US-Gericht

Bayer muss Millionenstrafe wegen Gen-Reis zahlen

Der Bayer-Konzern ist in den USA zu Schadenersatz in Millionenhöhe verurteilt worden. Er soll rücksichtslos mit Gen-Reis umgegangen sein.

Im jahrelangen juristischen Streit um Gen-Reis hat ein US-Gericht den Chemiekonzern Bayer zu einer Strafe von 136 Millionen Dollar verurteilt. Die Jury des Gerichts in Arkansas entschied, dass Bayer CropScience 11,8 Millionen Dollar Schadenersatz an die Reismühle Riceland Foods zahlen muss. Hinzu kommen 125 Millionen Dollar sogenannter Strafschadenersatz, der bei besonders rücksichtslosem Verhalten verhängt werden kann.

> [Zur Aufgabe] Führen Sie den Lesetext über die Verurteilung von Bayer wegen Gen-Reis im Anschluss an seinen letzten Satz weiter. Die Zeilen werden für die Bearbeitung nicht gebraucht.

> [Erfasste Daten]
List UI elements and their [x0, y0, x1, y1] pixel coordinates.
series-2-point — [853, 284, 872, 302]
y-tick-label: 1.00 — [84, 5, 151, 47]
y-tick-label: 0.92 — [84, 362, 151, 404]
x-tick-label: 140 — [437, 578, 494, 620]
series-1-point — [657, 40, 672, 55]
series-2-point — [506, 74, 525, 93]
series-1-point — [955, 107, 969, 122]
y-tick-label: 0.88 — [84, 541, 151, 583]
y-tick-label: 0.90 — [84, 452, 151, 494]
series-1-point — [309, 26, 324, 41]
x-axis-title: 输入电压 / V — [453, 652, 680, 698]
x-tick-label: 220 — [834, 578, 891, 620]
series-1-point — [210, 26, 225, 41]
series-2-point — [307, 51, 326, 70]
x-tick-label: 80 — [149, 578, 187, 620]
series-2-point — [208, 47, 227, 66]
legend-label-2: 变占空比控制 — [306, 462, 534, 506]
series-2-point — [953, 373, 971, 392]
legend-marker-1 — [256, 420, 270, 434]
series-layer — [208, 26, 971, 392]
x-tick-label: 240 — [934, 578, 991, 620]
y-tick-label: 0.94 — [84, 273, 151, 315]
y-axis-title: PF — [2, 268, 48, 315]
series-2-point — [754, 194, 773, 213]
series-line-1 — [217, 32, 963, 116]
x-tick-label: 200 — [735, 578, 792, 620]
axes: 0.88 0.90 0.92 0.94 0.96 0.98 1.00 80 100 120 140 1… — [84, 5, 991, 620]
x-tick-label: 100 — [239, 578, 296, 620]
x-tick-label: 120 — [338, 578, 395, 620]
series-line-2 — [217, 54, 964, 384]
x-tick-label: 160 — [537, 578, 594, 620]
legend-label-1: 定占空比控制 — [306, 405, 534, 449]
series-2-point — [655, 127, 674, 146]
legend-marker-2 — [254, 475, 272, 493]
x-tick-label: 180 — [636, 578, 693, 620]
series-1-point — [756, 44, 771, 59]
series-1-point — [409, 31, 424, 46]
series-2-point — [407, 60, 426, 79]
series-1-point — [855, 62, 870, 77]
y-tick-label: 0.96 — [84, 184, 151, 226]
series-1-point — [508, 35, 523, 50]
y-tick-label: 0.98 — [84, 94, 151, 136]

> [Schriftliche Antwort]
Dies sei im vorliegenden Fall völlig ungerechtfertigt, sagte ein Sprecher von Bayer CropScience. „Wir sind enttäuscht.“ Das Unternehmen prüfe nun seine rechtlichen Optionen. Der verhängte Strafschadenersatz geht nach Angaben von Bayer über den Betrag hinaus, der nach dem Recht des US-Bundesstaats Arkansas zulässig ist, und werde deshalb auf eine Million Dollar reduziert. Der Hersteller von Pflanzenschutzmitteln und Saatgut bleibe bei seiner Auffassung, dass das Unternehmen jederzeit verantwortlich und angemessen mit dem Gen-Reis umgegangen sei.

Bei Riceland Foods handelt es sich den Angaben zufolge um eine große Reismühle, die in Form einer Genossenschaft organisiert sei. 2006 waren Spuren von gentechnisch verändertem Reis in Lieferungen von kommerziellem Langkornreis aus dem Süden der USA entdeckt worden. Daraufhin verhängte die EU Beschränkungen für den Import von Langkornreis aus den USA, obwohl der Reis als unbedenklich eingestuft worden war.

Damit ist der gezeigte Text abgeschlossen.